> Rows:
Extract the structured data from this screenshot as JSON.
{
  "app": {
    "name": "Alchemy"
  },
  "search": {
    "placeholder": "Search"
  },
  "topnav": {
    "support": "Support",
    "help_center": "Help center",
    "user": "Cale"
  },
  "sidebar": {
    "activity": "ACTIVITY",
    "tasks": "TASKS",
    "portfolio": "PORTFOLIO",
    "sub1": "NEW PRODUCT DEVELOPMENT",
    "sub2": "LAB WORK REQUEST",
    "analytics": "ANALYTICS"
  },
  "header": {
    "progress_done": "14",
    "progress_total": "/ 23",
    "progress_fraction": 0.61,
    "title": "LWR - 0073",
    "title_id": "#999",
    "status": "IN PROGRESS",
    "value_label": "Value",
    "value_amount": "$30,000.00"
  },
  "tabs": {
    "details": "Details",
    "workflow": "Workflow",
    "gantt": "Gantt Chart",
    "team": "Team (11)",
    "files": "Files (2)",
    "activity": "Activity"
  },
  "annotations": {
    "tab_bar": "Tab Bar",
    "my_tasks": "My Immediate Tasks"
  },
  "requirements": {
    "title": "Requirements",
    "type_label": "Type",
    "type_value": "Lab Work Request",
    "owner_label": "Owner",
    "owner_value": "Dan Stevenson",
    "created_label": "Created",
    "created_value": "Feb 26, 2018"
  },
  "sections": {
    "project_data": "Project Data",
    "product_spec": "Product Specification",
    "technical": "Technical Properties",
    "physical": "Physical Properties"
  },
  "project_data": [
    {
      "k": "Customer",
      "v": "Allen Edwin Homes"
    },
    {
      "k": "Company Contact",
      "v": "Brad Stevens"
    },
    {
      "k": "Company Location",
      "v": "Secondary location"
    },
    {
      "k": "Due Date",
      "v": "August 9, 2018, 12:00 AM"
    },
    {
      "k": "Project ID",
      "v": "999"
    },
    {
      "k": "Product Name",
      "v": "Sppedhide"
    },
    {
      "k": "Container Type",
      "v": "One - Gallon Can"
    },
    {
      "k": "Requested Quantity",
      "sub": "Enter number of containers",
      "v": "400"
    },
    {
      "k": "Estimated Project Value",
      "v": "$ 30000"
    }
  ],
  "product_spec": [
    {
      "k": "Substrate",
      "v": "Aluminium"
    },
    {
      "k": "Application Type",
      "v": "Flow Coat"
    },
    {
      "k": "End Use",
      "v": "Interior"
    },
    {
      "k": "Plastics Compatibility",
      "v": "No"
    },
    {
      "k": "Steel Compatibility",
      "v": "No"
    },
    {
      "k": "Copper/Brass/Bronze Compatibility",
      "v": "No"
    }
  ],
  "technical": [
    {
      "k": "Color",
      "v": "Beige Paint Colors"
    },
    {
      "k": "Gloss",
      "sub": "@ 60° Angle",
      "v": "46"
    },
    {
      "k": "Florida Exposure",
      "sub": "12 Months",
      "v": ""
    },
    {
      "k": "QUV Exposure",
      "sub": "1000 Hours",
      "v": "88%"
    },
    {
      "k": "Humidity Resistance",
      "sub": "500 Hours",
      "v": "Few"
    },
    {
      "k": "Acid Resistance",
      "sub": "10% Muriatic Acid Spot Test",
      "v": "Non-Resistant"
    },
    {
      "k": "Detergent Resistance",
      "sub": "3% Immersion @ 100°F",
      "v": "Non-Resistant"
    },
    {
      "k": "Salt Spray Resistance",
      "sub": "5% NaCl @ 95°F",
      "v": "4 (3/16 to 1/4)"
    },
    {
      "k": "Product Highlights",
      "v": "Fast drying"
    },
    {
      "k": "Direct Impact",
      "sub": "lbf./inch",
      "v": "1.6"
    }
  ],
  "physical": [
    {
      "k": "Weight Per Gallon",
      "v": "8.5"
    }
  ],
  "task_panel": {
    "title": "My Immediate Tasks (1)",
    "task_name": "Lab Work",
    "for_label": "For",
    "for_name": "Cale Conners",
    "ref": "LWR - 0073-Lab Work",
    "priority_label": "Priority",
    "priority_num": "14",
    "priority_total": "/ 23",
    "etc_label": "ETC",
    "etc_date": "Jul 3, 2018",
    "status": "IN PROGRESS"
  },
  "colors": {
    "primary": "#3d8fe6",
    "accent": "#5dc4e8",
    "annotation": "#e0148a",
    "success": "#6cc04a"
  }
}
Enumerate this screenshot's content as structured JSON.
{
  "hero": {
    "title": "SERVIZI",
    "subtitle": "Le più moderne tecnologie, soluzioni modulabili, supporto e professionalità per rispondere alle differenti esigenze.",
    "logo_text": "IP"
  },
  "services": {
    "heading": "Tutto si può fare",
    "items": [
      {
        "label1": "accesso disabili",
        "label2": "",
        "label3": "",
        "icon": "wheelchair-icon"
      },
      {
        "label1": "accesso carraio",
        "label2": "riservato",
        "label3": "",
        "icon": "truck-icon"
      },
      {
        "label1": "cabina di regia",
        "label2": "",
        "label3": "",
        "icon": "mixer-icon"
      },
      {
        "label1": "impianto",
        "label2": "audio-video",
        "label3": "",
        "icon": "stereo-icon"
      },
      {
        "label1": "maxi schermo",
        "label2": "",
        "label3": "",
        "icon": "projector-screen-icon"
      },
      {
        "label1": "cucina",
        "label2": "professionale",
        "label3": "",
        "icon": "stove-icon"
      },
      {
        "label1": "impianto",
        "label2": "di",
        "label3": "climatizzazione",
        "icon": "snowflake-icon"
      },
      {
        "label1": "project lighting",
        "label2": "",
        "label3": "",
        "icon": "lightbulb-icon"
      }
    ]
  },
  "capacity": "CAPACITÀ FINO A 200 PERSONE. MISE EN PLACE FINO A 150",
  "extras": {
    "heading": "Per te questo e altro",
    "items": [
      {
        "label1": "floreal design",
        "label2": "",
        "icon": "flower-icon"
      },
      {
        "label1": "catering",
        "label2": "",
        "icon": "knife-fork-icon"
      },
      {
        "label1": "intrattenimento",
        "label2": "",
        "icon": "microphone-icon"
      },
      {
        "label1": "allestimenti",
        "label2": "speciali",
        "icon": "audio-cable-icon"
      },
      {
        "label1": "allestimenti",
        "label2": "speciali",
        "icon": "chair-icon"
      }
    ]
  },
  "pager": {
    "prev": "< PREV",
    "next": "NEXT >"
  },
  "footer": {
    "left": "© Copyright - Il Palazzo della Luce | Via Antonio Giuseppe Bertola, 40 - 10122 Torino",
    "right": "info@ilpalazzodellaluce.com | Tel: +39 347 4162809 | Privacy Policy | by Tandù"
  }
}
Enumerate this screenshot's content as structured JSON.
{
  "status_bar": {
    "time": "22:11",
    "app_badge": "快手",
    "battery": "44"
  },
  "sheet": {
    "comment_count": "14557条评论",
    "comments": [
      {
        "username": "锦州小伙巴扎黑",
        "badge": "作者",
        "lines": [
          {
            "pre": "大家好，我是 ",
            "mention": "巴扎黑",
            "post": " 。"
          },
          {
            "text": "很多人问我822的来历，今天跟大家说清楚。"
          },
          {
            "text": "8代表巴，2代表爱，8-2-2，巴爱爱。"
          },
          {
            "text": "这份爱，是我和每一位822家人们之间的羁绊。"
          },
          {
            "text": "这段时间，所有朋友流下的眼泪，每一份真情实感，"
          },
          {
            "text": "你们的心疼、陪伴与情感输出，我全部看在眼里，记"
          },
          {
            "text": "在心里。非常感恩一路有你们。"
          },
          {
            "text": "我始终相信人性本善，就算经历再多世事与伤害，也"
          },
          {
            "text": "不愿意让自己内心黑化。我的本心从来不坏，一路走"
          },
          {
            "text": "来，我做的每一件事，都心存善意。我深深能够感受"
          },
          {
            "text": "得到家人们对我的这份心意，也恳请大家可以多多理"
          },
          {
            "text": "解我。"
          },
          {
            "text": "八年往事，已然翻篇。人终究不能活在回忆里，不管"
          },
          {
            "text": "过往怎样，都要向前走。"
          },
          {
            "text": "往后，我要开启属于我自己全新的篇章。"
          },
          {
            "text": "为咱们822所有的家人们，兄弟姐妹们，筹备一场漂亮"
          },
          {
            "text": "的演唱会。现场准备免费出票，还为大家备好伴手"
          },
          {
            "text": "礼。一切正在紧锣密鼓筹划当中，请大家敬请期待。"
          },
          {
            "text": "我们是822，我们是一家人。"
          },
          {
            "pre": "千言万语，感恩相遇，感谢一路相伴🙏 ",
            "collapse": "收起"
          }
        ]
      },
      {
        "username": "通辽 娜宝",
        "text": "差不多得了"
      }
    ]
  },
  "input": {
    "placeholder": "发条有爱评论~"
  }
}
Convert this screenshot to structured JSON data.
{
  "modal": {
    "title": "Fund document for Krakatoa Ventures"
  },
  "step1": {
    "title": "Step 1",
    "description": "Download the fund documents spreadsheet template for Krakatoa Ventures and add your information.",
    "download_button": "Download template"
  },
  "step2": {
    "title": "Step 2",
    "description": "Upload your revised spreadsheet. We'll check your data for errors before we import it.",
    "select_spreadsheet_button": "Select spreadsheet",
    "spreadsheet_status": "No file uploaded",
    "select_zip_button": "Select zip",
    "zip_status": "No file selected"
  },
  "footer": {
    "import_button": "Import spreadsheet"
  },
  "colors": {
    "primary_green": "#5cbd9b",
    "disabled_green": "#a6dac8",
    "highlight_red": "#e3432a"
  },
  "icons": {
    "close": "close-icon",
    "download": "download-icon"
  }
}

> Problem details: Only the number should be given: how many lines of the data contain the word "your"?

> Response to the exercise: 2